* start Records supplied *

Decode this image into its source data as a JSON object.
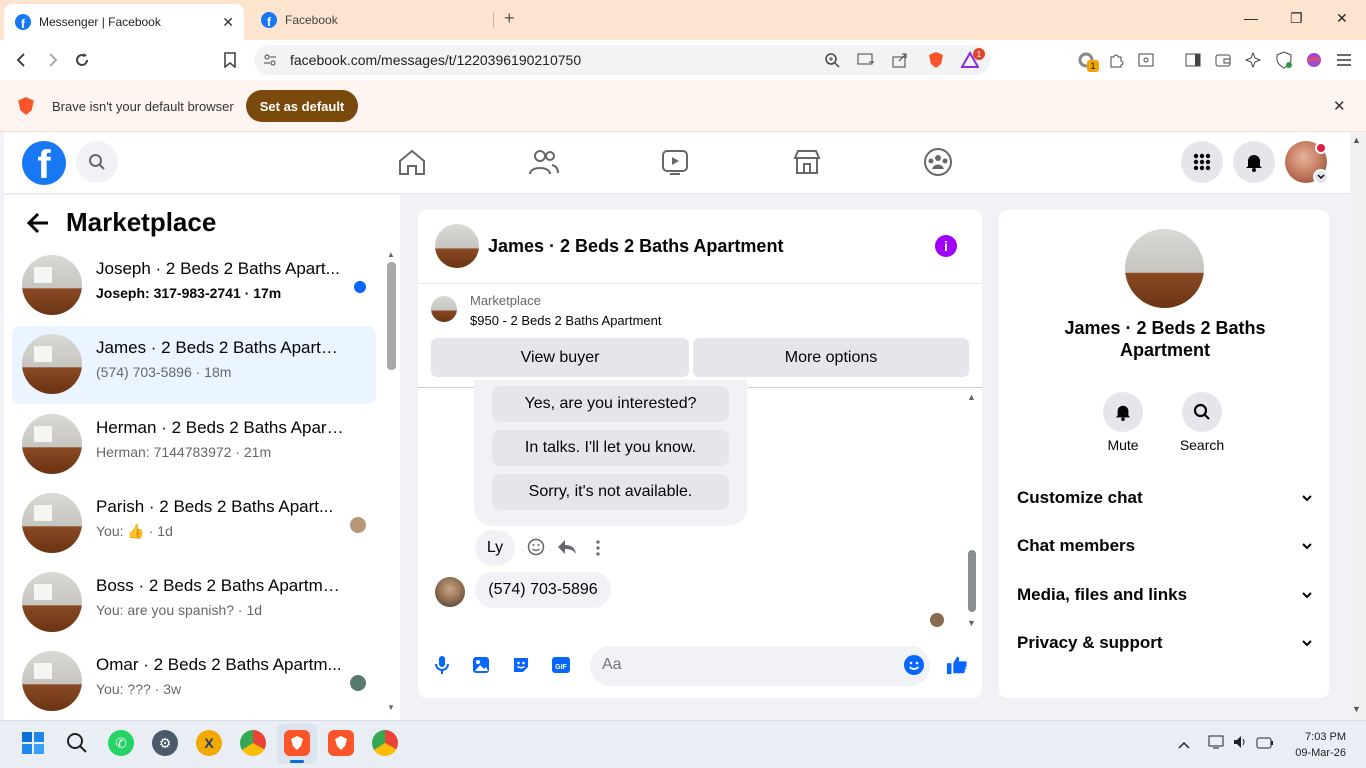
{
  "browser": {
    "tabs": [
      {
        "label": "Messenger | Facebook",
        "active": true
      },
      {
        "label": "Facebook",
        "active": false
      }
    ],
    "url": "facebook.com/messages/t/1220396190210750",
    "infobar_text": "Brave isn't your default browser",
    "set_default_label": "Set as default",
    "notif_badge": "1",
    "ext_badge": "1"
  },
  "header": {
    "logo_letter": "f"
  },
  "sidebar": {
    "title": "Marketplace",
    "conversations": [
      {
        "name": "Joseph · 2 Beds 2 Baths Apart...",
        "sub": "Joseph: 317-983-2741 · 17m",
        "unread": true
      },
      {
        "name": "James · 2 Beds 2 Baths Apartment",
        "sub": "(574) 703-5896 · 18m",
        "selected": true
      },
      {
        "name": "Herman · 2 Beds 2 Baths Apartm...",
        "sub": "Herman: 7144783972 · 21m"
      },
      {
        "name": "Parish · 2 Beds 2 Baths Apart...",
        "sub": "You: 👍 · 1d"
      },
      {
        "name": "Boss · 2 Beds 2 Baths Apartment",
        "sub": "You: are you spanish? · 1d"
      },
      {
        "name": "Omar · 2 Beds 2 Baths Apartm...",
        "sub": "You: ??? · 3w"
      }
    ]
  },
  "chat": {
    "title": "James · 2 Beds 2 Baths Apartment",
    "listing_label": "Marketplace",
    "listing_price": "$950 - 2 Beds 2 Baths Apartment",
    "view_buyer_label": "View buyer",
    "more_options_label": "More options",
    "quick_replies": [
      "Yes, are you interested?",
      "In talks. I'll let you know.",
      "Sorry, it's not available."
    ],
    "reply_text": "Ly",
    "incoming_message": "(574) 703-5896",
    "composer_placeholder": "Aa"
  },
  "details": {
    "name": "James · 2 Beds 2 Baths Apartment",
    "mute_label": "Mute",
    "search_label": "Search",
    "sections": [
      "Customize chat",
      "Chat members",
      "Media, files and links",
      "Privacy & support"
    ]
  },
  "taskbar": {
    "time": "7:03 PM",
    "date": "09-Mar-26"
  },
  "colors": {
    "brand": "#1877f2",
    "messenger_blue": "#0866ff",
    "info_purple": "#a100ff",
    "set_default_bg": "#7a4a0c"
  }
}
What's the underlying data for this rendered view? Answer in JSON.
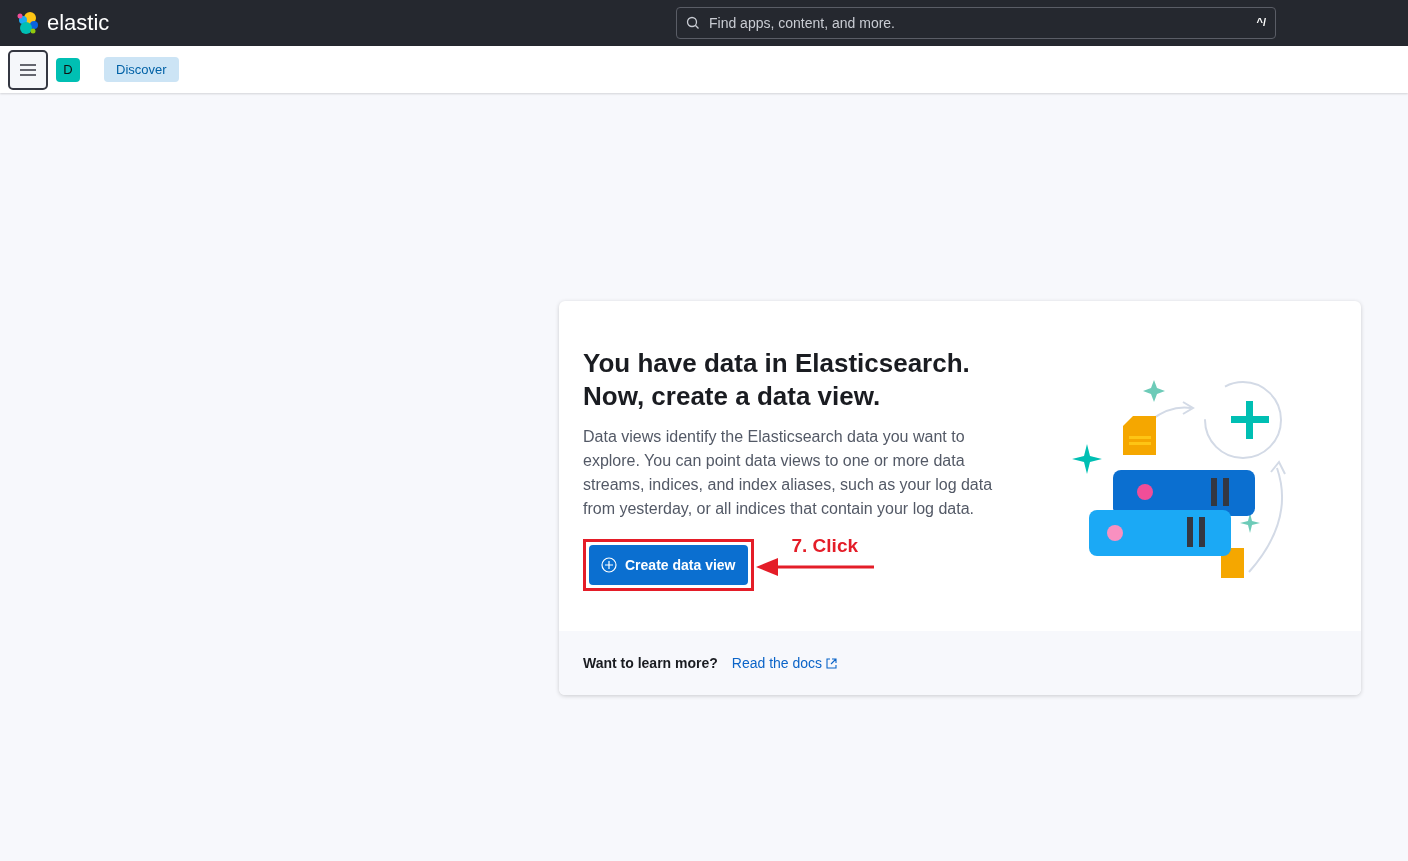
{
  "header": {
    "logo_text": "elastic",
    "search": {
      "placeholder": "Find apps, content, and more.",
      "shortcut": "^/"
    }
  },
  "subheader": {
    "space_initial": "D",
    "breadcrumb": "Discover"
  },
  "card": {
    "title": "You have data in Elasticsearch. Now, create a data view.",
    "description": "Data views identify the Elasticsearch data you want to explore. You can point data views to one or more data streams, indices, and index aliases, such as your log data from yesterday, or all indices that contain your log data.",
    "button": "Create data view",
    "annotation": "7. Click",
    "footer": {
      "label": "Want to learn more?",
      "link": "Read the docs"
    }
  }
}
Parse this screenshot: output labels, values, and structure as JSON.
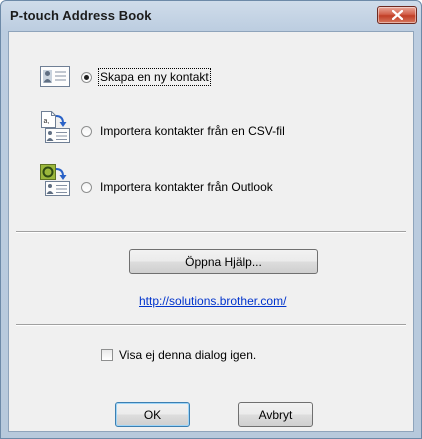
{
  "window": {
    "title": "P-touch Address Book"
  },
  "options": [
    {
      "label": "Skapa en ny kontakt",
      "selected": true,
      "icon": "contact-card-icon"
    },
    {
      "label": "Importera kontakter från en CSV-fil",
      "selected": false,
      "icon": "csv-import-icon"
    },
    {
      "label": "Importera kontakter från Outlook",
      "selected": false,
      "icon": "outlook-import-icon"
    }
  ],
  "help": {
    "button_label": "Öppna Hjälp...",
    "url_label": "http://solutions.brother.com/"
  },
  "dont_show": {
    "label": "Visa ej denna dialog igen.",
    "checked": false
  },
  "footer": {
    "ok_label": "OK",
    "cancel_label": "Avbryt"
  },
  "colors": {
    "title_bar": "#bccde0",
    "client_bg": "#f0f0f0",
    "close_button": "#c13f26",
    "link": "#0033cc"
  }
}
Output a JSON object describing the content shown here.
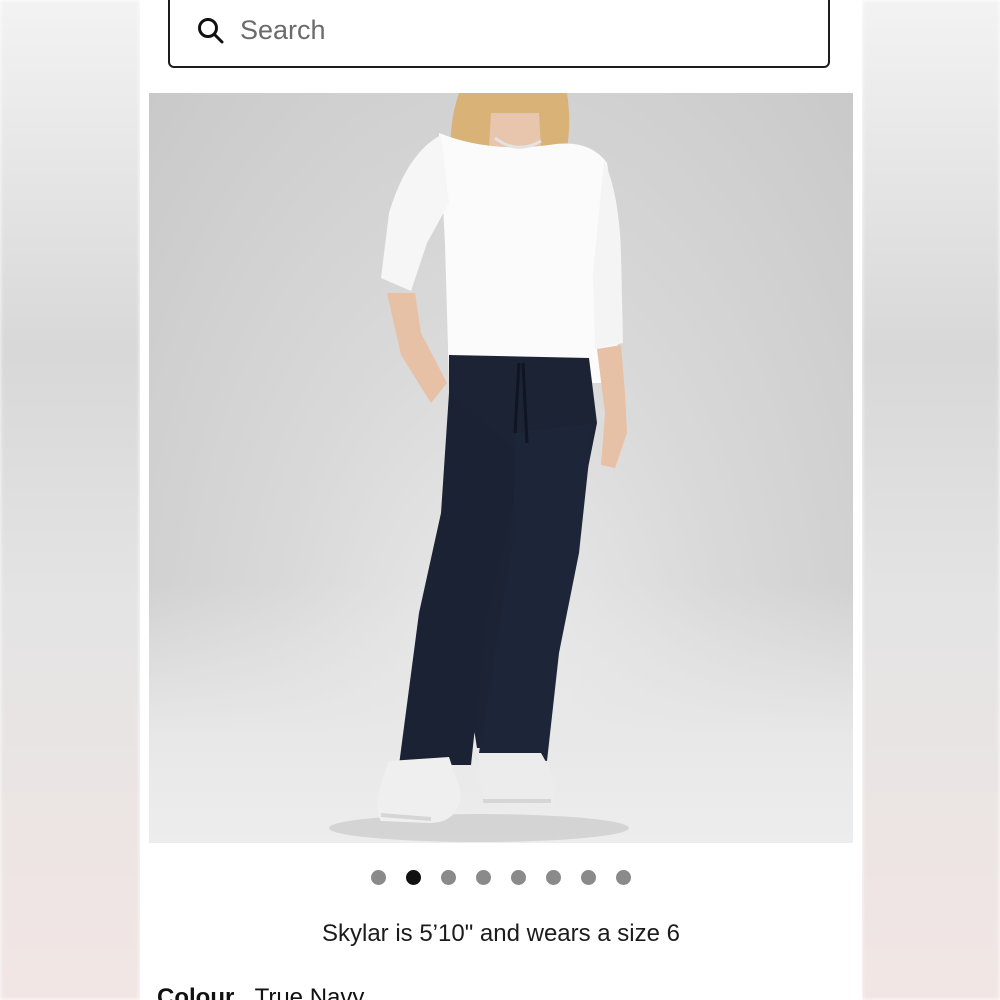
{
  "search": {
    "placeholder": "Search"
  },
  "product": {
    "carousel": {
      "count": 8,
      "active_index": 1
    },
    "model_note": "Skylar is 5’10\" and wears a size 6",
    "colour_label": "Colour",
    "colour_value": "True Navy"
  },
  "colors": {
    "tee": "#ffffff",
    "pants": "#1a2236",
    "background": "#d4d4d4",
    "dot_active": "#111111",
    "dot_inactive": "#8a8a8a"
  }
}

* end Records supplied *

- Your goal: Return the listing above in full and without alteration, excluding its pictures.

- Task response:
Decode this image into its source data as a JSON object.
{
  "browser": {
    "tabs": [
      {
        "label": "Messenger | Facebook",
        "active": true
      },
      {
        "label": "Facebook",
        "active": false
      }
    ],
    "url": "facebook.com/messages/t/1220396190210750",
    "infobar_text": "Brave isn't your default browser",
    "set_default_label": "Set as default",
    "notif_badge": "1",
    "ext_badge": "1"
  },
  "header": {
    "logo_letter": "f"
  },
  "sidebar": {
    "title": "Marketplace",
    "conversations": [
      {
        "name": "Joseph · 2 Beds 2 Baths Apart...",
        "sub": "Joseph: 317-983-2741 · 17m",
        "unread": true
      },
      {
        "name": "James · 2 Beds 2 Baths Apartment",
        "sub": "(574) 703-5896 · 18m",
        "selected": true
      },
      {
        "name": "Herman · 2 Beds 2 Baths Apartm...",
        "sub": "Herman: 7144783972 · 21m"
      },
      {
        "name": "Parish · 2 Beds 2 Baths Apart...",
        "sub": "You: 👍 · 1d"
      },
      {
        "name": "Boss · 2 Beds 2 Baths Apartment",
        "sub": "You: are you spanish? · 1d"
      },
      {
        "name": "Omar · 2 Beds 2 Baths Apartm...",
        "sub": "You: ??? · 3w"
      }
    ]
  },
  "chat": {
    "title": "James · 2 Beds 2 Baths Apartment",
    "listing_label": "Marketplace",
    "listing_price": "$950 - 2 Beds 2 Baths Apartment",
    "view_buyer_label": "View buyer",
    "more_options_label": "More options",
    "quick_replies": [
      "Yes, are you interested?",
      "In talks. I'll let you know.",
      "Sorry, it's not available."
    ],
    "reply_text": "Ly",
    "incoming_message": "(574) 703-5896",
    "composer_placeholder": "Aa"
  },
  "details": {
    "name": "James · 2 Beds 2 Baths Apartment",
    "mute_label": "Mute",
    "search_label": "Search",
    "sections": [
      "Customize chat",
      "Chat members",
      "Media, files and links",
      "Privacy & support"
    ]
  },
  "taskbar": {
    "time": "7:03 PM",
    "date": "09-Mar-26"
  },
  "colors": {
    "brand": "#1877f2",
    "messenger_blue": "#0866ff",
    "info_purple": "#a100ff",
    "set_default_bg": "#7a4a0c"
  }
}
What's the underlying data for this rendered view? Answer in JSON.
{
  "header": {
    "logo_text": "elastic",
    "search": {
      "placeholder": "Find apps, content, and more.",
      "shortcut": "^/"
    }
  },
  "subheader": {
    "space_initial": "D",
    "breadcrumb": "Discover"
  },
  "card": {
    "title": "You have data in Elasticsearch. Now, create a data view.",
    "description": "Data views identify the Elasticsearch data you want to explore. You can point data views to one or more data streams, indices, and index aliases, such as your log data from yesterday, or all indices that contain your log data.",
    "button": "Create data view",
    "annotation": "7. Click",
    "footer": {
      "label": "Want to learn more?",
      "link": "Read the docs"
    }
  }
}
Parse this screenshot: output labels, values, and structure as JSON.
{
  "window": {
    "title": "P-touch Address Book"
  },
  "options": [
    {
      "label": "Skapa en ny kontakt",
      "selected": true,
      "icon": "contact-card-icon"
    },
    {
      "label": "Importera kontakter från en CSV-fil",
      "selected": false,
      "icon": "csv-import-icon"
    },
    {
      "label": "Importera kontakter från Outlook",
      "selected": false,
      "icon": "outlook-import-icon"
    }
  ],
  "help": {
    "button_label": "Öppna Hjälp...",
    "url_label": "http://solutions.brother.com/"
  },
  "dont_show": {
    "label": "Visa ej denna dialog igen.",
    "checked": false
  },
  "footer": {
    "ok_label": "OK",
    "cancel_label": "Avbryt"
  },
  "colors": {
    "title_bar": "#bccde0",
    "client_bg": "#f0f0f0",
    "close_button": "#c13f26",
    "link": "#0033cc"
  }
}
Output a JSON object describing the content shown here.
{
  "search": {
    "placeholder": "Search"
  },
  "product": {
    "carousel": {
      "count": 8,
      "active_index": 1
    },
    "model_note": "Skylar is 5’10\" and wears a size 6",
    "colour_label": "Colour",
    "colour_value": "True Navy"
  },
  "colors": {
    "tee": "#ffffff",
    "pants": "#1a2236",
    "background": "#d4d4d4",
    "dot_active": "#111111",
    "dot_inactive": "#8a8a8a"
  }
}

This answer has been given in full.